GIVEN REQUEST
The listing below should be copied in full, word for word.
________________________________________
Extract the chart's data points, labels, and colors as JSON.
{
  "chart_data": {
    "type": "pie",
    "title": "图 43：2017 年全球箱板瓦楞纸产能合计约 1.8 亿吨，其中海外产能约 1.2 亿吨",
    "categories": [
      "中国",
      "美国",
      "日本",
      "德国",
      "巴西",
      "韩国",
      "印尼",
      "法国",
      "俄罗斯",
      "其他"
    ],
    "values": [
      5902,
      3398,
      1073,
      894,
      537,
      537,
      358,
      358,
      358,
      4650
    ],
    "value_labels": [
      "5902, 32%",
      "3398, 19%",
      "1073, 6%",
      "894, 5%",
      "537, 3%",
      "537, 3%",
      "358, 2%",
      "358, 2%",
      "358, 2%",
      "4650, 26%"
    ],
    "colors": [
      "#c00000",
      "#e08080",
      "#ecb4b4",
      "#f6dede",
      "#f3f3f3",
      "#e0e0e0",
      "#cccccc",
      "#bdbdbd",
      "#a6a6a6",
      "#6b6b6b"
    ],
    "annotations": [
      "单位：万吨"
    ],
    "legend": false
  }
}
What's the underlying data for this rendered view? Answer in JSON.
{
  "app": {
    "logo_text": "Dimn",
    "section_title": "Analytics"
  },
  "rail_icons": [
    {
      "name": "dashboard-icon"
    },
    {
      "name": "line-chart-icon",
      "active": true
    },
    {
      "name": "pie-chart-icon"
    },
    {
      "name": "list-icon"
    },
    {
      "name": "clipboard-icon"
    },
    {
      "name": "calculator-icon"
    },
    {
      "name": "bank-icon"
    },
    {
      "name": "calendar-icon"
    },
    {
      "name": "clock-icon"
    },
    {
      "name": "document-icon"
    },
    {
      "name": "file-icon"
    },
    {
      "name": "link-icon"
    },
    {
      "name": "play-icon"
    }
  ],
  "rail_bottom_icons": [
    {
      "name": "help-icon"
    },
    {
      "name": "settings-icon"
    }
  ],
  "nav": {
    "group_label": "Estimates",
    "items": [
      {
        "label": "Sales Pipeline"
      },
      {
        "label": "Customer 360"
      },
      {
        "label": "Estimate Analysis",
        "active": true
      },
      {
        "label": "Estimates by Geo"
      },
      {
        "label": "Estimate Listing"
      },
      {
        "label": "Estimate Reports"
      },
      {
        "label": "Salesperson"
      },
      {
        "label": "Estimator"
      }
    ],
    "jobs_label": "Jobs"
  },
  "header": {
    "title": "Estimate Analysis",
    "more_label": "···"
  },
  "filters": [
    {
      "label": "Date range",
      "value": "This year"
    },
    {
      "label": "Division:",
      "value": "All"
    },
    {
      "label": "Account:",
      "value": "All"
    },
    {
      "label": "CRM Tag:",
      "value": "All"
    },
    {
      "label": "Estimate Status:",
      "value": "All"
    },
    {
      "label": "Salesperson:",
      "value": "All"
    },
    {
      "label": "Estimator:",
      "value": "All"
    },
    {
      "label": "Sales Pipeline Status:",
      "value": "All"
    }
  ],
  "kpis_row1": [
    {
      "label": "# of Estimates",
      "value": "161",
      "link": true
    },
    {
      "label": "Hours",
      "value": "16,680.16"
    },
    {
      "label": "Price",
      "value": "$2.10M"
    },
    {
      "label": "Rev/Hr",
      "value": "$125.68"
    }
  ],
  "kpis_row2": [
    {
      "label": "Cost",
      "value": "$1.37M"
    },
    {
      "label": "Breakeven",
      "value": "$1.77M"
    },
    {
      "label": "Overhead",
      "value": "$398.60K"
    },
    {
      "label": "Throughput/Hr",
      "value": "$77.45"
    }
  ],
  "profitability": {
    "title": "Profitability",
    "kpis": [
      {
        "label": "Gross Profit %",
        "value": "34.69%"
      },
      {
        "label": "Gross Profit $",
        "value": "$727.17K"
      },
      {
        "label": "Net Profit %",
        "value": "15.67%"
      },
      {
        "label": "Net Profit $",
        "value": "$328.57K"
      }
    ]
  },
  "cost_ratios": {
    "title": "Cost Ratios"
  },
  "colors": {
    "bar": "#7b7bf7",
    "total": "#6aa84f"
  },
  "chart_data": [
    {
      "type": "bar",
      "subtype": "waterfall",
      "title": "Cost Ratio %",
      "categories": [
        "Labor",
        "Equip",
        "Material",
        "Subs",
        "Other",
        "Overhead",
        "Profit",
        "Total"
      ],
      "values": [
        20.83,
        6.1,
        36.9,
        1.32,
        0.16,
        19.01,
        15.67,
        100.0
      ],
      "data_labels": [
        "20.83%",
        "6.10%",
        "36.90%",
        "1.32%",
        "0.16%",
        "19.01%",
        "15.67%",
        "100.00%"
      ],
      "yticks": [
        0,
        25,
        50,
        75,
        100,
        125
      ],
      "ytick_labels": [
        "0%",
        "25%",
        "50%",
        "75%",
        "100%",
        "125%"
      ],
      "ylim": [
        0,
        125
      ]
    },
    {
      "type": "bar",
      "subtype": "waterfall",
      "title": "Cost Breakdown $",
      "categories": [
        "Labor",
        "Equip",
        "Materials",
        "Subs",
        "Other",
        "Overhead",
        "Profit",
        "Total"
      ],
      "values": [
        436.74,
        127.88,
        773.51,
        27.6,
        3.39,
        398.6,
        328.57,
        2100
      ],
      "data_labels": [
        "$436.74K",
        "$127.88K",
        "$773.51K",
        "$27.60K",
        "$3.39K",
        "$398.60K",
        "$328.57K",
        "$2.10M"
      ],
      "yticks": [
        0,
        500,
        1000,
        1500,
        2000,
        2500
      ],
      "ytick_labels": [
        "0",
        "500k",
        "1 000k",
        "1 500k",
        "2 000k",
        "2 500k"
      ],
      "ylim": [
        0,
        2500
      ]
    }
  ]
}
________________________________________
COMPLETED TASK
Extract the chart's data points, labels, and colors as JSON.
{
  "chart_data": {
    "type": "pie",
    "title": "图 43：2017 年全球箱板瓦楞纸产能合计约 1.8 亿吨，其中海外产能约 1.2 亿吨",
    "categories": [
      "中国",
      "美国",
      "日本",
      "德国",
      "巴西",
      "韩国",
      "印尼",
      "法国",
      "俄罗斯",
      "其他"
    ],
    "values": [
      5902,
      3398,
      1073,
      894,
      537,
      537,
      358,
      358,
      358,
      4650
    ],
    "value_labels": [
      "5902, 32%",
      "3398, 19%",
      "1073, 6%",
      "894, 5%",
      "537, 3%",
      "537, 3%",
      "358, 2%",
      "358, 2%",
      "358, 2%",
      "4650, 26%"
    ],
    "colors": [
      "#c00000",
      "#e08080",
      "#ecb4b4",
      "#f6dede",
      "#f3f3f3",
      "#e0e0e0",
      "#cccccc",
      "#bdbdbd",
      "#a6a6a6",
      "#6b6b6b"
    ],
    "annotations": [
      "单位：万吨"
    ],
    "legend": false
  }
}
What's the underlying data for this rendered view? Answer in JSON.
{
  "app": {
    "logo_text": "Dimn",
    "section_title": "Analytics"
  },
  "rail_icons": [
    {
      "name": "dashboard-icon"
    },
    {
      "name": "line-chart-icon",
      "active": true
    },
    {
      "name": "pie-chart-icon"
    },
    {
      "name": "list-icon"
    },
    {
      "name": "clipboard-icon"
    },
    {
      "name": "calculator-icon"
    },
    {
      "name": "bank-icon"
    },
    {
      "name": "calendar-icon"
    },
    {
      "name": "clock-icon"
    },
    {
      "name": "document-icon"
    },
    {
      "name": "file-icon"
    },
    {
      "name": "link-icon"
    },
    {
      "name": "play-icon"
    }
  ],
  "rail_bottom_icons": [
    {
      "name": "help-icon"
    },
    {
      "name": "settings-icon"
    }
  ],
  "nav": {
    "group_label": "Estimates",
    "items": [
      {
        "label": "Sales Pipeline"
      },
      {
        "label": "Customer 360"
      },
      {
        "label": "Estimate Analysis",
        "active": true
      },
      {
        "label": "Estimates by Geo"
      },
      {
        "label": "Estimate Listing"
      },
      {
        "label": "Estimate Reports"
      },
      {
        "label": "Salesperson"
      },
      {
        "label": "Estimator"
      }
    ],
    "jobs_label": "Jobs"
  },
  "header": {
    "title": "Estimate Analysis",
    "more_label": "···"
  },
  "filters": [
    {
      "label": "Date range",
      "value": "This year"
    },
    {
      "label": "Division:",
      "value": "All"
    },
    {
      "label": "Account:",
      "value": "All"
    },
    {
      "label": "CRM Tag:",
      "value": "All"
    },
    {
      "label": "Estimate Status:",
      "value": "All"
    },
    {
      "label": "Salesperson:",
      "value": "All"
    },
    {
      "label": "Estimator:",
      "value": "All"
    },
    {
      "label": "Sales Pipeline Status:",
      "value": "All"
    }
  ],
  "kpis_row1": [
    {
      "label": "# of Estimates",
      "value": "161",
      "link": true
    },
    {
      "label": "Hours",
      "value": "16,680.16"
    },
    {
      "label": "Price",
      "value": "$2.10M"
    },
    {
      "label": "Rev/Hr",
      "value": "$125.68"
    }
  ],
  "kpis_row2": [
    {
      "label": "Cost",
      "value": "$1.37M"
    },
    {
      "label": "Breakeven",
      "value": "$1.77M"
    },
    {
      "label": "Overhead",
      "value": "$398.60K"
    },
    {
      "label": "Throughput/Hr",
      "value": "$77.45"
    }
  ],
  "profitability": {
    "title": "Profitability",
    "kpis": [
      {
        "label": "Gross Profit %",
        "value": "34.69%"
      },
      {
        "label": "Gross Profit $",
        "value": "$727.17K"
      },
      {
        "label": "Net Profit %",
        "value": "15.67%"
      },
      {
        "label": "Net Profit $",
        "value": "$328.57K"
      }
    ]
  },
  "cost_ratios": {
    "title": "Cost Ratios"
  },
  "colors": {
    "bar": "#7b7bf7",
    "total": "#6aa84f"
  },
  "chart_data": [
    {
      "type": "bar",
      "subtype": "waterfall",
      "title": "Cost Ratio %",
      "categories": [
        "Labor",
        "Equip",
        "Material",
        "Subs",
        "Other",
        "Overhead",
        "Profit",
        "Total"
      ],
      "values": [
        20.83,
        6.1,
        36.9,
        1.32,
        0.16,
        19.01,
        15.67,
        100.0
      ],
      "data_labels": [
        "20.83%",
        "6.10%",
        "36.90%",
        "1.32%",
        "0.16%",
        "19.01%",
        "15.67%",
        "100.00%"
      ],
      "yticks": [
        0,
        25,
        50,
        75,
        100,
        125
      ],
      "ytick_labels": [
        "0%",
        "25%",
        "50%",
        "75%",
        "100%",
        "125%"
      ],
      "ylim": [
        0,
        125
      ]
    },
    {
      "type": "bar",
      "subtype": "waterfall",
      "title": "Cost Breakdown $",
      "categories": [
        "Labor",
        "Equip",
        "Materials",
        "Subs",
        "Other",
        "Overhead",
        "Profit",
        "Total"
      ],
      "values": [
        436.74,
        127.88,
        773.51,
        27.6,
        3.39,
        398.6,
        328.57,
        2100
      ],
      "data_labels": [
        "$436.74K",
        "$127.88K",
        "$773.51K",
        "$27.60K",
        "$3.39K",
        "$398.60K",
        "$328.57K",
        "$2.10M"
      ],
      "yticks": [
        0,
        500,
        1000,
        1500,
        2000,
        2500
      ],
      "ytick_labels": [
        "0",
        "500k",
        "1 000k",
        "1 500k",
        "2 000k",
        "2 500k"
      ],
      "ylim": [
        0,
        2500
      ]
    }
  ]
}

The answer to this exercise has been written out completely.